Excerpts from a figure dataset
▶
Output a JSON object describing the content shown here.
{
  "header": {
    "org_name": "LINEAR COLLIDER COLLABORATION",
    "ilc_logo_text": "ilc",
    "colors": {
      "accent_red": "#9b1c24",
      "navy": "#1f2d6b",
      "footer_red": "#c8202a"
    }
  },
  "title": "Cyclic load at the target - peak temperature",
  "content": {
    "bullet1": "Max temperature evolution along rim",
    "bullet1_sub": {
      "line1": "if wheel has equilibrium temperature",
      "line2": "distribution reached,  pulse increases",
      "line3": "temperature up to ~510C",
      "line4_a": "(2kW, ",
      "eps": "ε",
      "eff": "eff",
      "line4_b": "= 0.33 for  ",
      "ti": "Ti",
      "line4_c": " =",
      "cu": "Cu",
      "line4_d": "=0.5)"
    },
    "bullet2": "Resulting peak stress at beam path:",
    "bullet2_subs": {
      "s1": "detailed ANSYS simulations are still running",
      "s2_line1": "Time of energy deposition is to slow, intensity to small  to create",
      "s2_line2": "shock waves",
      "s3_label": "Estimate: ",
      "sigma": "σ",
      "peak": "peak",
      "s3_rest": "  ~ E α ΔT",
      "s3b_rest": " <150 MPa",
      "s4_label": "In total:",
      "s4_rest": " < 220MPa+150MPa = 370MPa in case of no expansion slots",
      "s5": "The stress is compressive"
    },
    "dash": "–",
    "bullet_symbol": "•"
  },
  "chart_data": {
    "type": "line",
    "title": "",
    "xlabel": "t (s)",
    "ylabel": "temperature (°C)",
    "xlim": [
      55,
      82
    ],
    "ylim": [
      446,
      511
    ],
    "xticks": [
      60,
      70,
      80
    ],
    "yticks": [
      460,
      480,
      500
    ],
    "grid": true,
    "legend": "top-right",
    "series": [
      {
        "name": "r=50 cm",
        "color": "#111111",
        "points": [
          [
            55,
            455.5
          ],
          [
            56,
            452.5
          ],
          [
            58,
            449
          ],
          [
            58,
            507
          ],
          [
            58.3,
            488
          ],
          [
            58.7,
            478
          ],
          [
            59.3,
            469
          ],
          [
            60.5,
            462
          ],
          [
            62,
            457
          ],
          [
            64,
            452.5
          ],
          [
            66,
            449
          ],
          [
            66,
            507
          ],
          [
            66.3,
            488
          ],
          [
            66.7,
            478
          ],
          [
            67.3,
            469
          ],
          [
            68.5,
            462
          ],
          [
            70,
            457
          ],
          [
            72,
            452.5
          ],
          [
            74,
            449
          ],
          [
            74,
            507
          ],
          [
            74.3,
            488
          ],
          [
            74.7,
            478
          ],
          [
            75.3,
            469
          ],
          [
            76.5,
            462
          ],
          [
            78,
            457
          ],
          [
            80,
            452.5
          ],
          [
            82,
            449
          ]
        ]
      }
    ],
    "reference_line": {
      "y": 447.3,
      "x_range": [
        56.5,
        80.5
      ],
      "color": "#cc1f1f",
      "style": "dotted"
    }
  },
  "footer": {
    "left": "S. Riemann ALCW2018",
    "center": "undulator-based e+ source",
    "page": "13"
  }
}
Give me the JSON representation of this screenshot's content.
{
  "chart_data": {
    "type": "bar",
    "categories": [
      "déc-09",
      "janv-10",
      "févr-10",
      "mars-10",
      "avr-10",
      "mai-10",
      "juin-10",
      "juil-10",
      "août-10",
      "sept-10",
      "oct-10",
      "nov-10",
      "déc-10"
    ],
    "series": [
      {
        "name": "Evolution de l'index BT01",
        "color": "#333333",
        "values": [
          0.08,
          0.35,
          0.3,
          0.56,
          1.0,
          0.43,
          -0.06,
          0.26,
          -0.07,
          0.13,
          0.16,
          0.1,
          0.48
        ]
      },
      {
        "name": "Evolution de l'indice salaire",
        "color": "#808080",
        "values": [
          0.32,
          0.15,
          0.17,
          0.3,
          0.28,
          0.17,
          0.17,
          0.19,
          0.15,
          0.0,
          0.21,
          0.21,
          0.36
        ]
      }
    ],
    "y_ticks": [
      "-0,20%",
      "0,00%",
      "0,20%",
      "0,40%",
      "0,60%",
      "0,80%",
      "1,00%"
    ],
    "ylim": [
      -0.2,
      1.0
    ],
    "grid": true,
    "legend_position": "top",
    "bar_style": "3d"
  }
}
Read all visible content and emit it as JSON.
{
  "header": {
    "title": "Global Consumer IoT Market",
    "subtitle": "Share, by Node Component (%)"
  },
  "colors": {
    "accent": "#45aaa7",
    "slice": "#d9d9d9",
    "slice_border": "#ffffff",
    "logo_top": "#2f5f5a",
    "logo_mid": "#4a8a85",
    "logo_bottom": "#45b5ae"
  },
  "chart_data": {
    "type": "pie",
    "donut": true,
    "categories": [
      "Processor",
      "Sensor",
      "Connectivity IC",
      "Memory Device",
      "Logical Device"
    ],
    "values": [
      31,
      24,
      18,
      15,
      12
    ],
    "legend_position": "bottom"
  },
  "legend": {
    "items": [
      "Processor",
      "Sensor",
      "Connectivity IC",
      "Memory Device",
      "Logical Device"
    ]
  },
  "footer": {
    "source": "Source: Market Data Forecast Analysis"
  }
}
◀
## Requirement
Reproduce the data in full, exactly as presented.

## Result of the exercise
Output a JSON object describing the content shown here.
{
  "header": {
    "org_name": "LINEAR COLLIDER COLLABORATION",
    "ilc_logo_text": "ilc",
    "colors": {
      "accent_red": "#9b1c24",
      "navy": "#1f2d6b",
      "footer_red": "#c8202a"
    }
  },
  "title": "Cyclic load at the target - peak temperature",
  "content": {
    "bullet1": "Max temperature evolution along rim",
    "bullet1_sub": {
      "line1": "if wheel has equilibrium temperature",
      "line2": "distribution reached,  pulse increases",
      "line3": "temperature up to ~510C",
      "line4_a": "(2kW, ",
      "eps": "ε",
      "eff": "eff",
      "line4_b": "= 0.33 for  ",
      "ti": "Ti",
      "line4_c": " =",
      "cu": "Cu",
      "line4_d": "=0.5)"
    },
    "bullet2": "Resulting peak stress at beam path:",
    "bullet2_subs": {
      "s1": "detailed ANSYS simulations are still running",
      "s2_line1": "Time of energy deposition is to slow, intensity to small  to create",
      "s2_line2": "shock waves",
      "s3_label": "Estimate: ",
      "sigma": "σ",
      "peak": "peak",
      "s3_rest": "  ~ E α ΔT",
      "s3b_rest": " <150 MPa",
      "s4_label": "In total:",
      "s4_rest": " < 220MPa+150MPa = 370MPa in case of no expansion slots",
      "s5": "The stress is compressive"
    },
    "dash": "–",
    "bullet_symbol": "•"
  },
  "chart_data": {
    "type": "line",
    "title": "",
    "xlabel": "t (s)",
    "ylabel": "temperature (°C)",
    "xlim": [
      55,
      82
    ],
    "ylim": [
      446,
      511
    ],
    "xticks": [
      60,
      70,
      80
    ],
    "yticks": [
      460,
      480,
      500
    ],
    "grid": true,
    "legend": "top-right",
    "series": [
      {
        "name": "r=50 cm",
        "color": "#111111",
        "points": [
          [
            55,
            455.5
          ],
          [
            56,
            452.5
          ],
          [
            58,
            449
          ],
          [
            58,
            507
          ],
          [
            58.3,
            488
          ],
          [
            58.7,
            478
          ],
          [
            59.3,
            469
          ],
          [
            60.5,
            462
          ],
          [
            62,
            457
          ],
          [
            64,
            452.5
          ],
          [
            66,
            449
          ],
          [
            66,
            507
          ],
          [
            66.3,
            488
          ],
          [
            66.7,
            478
          ],
          [
            67.3,
            469
          ],
          [
            68.5,
            462
          ],
          [
            70,
            457
          ],
          [
            72,
            452.5
          ],
          [
            74,
            449
          ],
          [
            74,
            507
          ],
          [
            74.3,
            488
          ],
          [
            74.7,
            478
          ],
          [
            75.3,
            469
          ],
          [
            76.5,
            462
          ],
          [
            78,
            457
          ],
          [
            80,
            452.5
          ],
          [
            82,
            449
          ]
        ]
      }
    ],
    "reference_line": {
      "y": 447.3,
      "x_range": [
        56.5,
        80.5
      ],
      "color": "#cc1f1f",
      "style": "dotted"
    }
  },
  "footer": {
    "left": "S. Riemann ALCW2018",
    "center": "undulator-based e+ source",
    "page": "13"
  }
}
Give me the JSON representation of this screenshot's content.
{
  "chart_data": {
    "type": "bar",
    "categories": [
      "déc-09",
      "janv-10",
      "févr-10",
      "mars-10",
      "avr-10",
      "mai-10",
      "juin-10",
      "juil-10",
      "août-10",
      "sept-10",
      "oct-10",
      "nov-10",
      "déc-10"
    ],
    "series": [
      {
        "name": "Evolution de l'index BT01",
        "color": "#333333",
        "values": [
          0.08,
          0.35,
          0.3,
          0.56,
          1.0,
          0.43,
          -0.06,
          0.26,
          -0.07,
          0.13,
          0.16,
          0.1,
          0.48
        ]
      },
      {
        "name": "Evolution de l'indice salaire",
        "color": "#808080",
        "values": [
          0.32,
          0.15,
          0.17,
          0.3,
          0.28,
          0.17,
          0.17,
          0.19,
          0.15,
          0.0,
          0.21,
          0.21,
          0.36
        ]
      }
    ],
    "y_ticks": [
      "-0,20%",
      "0,00%",
      "0,20%",
      "0,40%",
      "0,60%",
      "0,80%",
      "1,00%"
    ],
    "ylim": [
      -0.2,
      1.0
    ],
    "grid": true,
    "legend_position": "top",
    "bar_style": "3d"
  }
}
Read all visible content and emit it as JSON.
{
  "header": {
    "title": "Global Consumer IoT Market",
    "subtitle": "Share, by Node Component (%)"
  },
  "colors": {
    "accent": "#45aaa7",
    "slice": "#d9d9d9",
    "slice_border": "#ffffff",
    "logo_top": "#2f5f5a",
    "logo_mid": "#4a8a85",
    "logo_bottom": "#45b5ae"
  },
  "chart_data": {
    "type": "pie",
    "donut": true,
    "categories": [
      "Processor",
      "Sensor",
      "Connectivity IC",
      "Memory Device",
      "Logical Device"
    ],
    "values": [
      31,
      24,
      18,
      15,
      12
    ],
    "legend_position": "bottom"
  },
  "legend": {
    "items": [
      "Processor",
      "Sensor",
      "Connectivity IC",
      "Memory Device",
      "Logical Device"
    ]
  },
  "footer": {
    "source": "Source: Market Data Forecast Analysis"
  }
}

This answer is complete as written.